## Begin Dataset

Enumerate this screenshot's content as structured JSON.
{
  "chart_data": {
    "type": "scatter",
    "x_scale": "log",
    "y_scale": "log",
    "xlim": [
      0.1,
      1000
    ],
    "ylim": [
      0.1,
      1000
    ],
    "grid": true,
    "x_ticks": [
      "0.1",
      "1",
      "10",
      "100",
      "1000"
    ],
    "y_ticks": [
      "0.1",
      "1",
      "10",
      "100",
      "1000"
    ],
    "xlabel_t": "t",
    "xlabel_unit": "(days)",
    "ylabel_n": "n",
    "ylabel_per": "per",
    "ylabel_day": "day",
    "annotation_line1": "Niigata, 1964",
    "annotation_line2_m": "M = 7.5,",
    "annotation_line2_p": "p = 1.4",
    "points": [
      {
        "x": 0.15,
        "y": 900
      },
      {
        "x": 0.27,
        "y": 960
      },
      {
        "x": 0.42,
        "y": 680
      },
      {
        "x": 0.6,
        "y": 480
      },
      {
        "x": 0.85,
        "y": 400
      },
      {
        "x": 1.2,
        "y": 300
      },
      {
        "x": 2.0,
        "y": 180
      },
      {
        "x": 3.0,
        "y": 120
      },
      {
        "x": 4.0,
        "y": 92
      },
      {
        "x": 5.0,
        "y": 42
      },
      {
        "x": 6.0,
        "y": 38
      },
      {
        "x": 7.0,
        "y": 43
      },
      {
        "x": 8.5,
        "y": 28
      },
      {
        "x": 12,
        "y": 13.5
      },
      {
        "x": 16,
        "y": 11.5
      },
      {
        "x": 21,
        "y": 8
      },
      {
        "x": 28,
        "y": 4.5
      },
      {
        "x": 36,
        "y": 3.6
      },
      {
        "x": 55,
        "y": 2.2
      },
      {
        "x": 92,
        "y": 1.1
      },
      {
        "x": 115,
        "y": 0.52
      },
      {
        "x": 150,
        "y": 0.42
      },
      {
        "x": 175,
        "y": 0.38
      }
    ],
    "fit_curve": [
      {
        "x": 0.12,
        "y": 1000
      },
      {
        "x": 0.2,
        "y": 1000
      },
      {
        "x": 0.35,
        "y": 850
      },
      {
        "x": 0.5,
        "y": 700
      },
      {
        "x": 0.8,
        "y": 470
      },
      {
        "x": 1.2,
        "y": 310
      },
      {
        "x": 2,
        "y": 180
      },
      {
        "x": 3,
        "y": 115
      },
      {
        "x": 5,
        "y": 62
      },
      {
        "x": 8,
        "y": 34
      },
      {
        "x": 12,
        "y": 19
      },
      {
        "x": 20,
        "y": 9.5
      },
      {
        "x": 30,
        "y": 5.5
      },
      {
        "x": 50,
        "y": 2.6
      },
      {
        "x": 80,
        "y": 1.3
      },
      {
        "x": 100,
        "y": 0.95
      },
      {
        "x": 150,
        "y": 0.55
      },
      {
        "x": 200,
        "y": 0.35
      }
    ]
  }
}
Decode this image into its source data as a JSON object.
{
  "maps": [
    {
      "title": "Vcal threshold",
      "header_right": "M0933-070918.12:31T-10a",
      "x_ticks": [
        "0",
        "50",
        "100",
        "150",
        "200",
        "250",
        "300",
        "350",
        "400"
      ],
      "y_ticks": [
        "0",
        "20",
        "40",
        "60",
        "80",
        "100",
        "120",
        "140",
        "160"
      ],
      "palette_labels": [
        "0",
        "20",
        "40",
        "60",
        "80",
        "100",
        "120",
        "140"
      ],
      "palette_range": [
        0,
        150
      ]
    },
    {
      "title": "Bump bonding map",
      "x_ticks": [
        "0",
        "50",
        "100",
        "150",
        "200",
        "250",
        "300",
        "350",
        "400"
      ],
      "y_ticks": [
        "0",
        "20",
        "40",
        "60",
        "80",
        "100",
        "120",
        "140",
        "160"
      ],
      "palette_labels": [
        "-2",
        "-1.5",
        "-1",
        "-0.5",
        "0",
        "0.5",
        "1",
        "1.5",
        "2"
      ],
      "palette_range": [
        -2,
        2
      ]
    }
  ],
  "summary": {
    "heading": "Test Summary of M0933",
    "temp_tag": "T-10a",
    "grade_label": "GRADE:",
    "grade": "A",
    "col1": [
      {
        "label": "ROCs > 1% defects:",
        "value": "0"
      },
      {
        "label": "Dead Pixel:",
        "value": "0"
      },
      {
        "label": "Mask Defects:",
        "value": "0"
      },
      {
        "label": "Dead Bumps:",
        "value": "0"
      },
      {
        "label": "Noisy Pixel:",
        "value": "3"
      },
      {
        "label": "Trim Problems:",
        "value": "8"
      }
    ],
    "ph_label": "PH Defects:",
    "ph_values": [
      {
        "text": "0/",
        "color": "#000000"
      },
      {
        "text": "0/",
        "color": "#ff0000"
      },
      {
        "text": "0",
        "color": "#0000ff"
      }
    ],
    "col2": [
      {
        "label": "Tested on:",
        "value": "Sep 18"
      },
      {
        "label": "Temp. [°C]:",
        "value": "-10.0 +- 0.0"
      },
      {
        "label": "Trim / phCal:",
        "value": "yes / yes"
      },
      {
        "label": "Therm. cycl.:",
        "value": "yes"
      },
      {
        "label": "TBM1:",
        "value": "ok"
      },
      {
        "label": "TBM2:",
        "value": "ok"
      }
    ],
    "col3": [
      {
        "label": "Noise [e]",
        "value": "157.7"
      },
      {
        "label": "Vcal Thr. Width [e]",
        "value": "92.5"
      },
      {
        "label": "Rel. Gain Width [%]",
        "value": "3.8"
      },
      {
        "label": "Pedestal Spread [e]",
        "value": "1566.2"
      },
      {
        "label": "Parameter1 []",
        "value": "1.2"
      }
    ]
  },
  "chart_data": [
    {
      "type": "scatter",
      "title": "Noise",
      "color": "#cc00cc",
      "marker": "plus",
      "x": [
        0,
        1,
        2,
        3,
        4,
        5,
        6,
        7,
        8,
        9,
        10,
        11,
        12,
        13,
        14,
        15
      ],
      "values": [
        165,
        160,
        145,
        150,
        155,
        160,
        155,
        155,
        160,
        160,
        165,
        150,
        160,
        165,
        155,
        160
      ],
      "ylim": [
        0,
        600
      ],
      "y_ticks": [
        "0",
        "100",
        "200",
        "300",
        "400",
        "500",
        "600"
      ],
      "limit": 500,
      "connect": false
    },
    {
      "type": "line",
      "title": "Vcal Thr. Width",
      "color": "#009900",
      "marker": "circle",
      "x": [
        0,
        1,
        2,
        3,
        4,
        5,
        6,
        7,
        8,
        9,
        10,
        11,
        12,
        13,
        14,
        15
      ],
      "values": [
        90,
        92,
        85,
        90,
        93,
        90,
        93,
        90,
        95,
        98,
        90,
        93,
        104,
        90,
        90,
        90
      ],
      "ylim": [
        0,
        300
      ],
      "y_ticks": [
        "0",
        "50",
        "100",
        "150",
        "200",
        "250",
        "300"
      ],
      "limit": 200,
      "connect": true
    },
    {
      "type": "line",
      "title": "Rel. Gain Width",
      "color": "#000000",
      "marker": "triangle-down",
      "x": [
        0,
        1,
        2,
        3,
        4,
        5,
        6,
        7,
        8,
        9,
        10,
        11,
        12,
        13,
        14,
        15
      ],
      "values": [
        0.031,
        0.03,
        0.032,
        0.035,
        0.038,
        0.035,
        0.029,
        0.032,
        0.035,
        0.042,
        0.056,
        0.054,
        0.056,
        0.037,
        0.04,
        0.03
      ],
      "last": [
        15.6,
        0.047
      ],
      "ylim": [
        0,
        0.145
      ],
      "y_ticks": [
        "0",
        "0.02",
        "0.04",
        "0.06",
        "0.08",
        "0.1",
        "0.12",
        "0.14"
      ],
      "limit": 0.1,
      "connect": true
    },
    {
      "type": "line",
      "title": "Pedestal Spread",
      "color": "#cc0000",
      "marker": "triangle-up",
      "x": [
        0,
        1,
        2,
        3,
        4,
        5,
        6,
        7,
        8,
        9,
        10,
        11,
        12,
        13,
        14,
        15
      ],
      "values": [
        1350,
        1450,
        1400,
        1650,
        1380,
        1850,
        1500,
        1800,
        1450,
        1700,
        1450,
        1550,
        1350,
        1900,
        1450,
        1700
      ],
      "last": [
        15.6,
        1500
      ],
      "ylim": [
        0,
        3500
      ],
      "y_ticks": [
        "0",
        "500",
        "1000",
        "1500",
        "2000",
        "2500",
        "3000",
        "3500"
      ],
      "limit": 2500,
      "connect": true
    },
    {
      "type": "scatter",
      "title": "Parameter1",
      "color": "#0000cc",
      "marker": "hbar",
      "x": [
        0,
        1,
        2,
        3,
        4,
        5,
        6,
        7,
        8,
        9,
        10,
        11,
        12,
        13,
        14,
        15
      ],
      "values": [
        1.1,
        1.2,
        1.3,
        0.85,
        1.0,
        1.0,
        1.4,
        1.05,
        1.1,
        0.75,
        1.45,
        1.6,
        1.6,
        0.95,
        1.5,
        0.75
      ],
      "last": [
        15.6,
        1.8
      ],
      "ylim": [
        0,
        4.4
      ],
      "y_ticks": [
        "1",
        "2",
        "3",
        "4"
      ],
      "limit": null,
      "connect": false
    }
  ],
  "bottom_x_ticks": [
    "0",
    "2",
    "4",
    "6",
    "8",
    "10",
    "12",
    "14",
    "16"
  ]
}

## End Dataset

> Problem statement
Extract all lines that hold the word "limit".

> Response to the task
      "limit": 500,
      "limit": 200,
      "limit": 0.1,
      "limit": 2500,
      "limit": null,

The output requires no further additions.